---------- Supplied records
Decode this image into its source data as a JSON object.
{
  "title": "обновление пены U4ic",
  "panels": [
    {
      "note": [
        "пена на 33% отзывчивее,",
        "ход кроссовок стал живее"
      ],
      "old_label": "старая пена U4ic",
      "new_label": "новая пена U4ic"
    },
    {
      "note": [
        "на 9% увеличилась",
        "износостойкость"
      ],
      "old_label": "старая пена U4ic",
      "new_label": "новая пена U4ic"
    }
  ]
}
--------------------
** Exercise directions **
Please restate the data word for word, every record included.

** Solution for this problem **
Decode this image into its source data as a JSON object.
{
  "title": "обновление пены U4ic",
  "panels": [
    {
      "note": [
        "пена на 33% отзывчивее,",
        "ход кроссовок стал живее"
      ],
      "old_label": "старая пена U4ic",
      "new_label": "новая пена U4ic"
    },
    {
      "note": [
        "на 9% увеличилась",
        "износостойкость"
      ],
      "old_label": "старая пена U4ic",
      "new_label": "новая пена U4ic"
    }
  ]
}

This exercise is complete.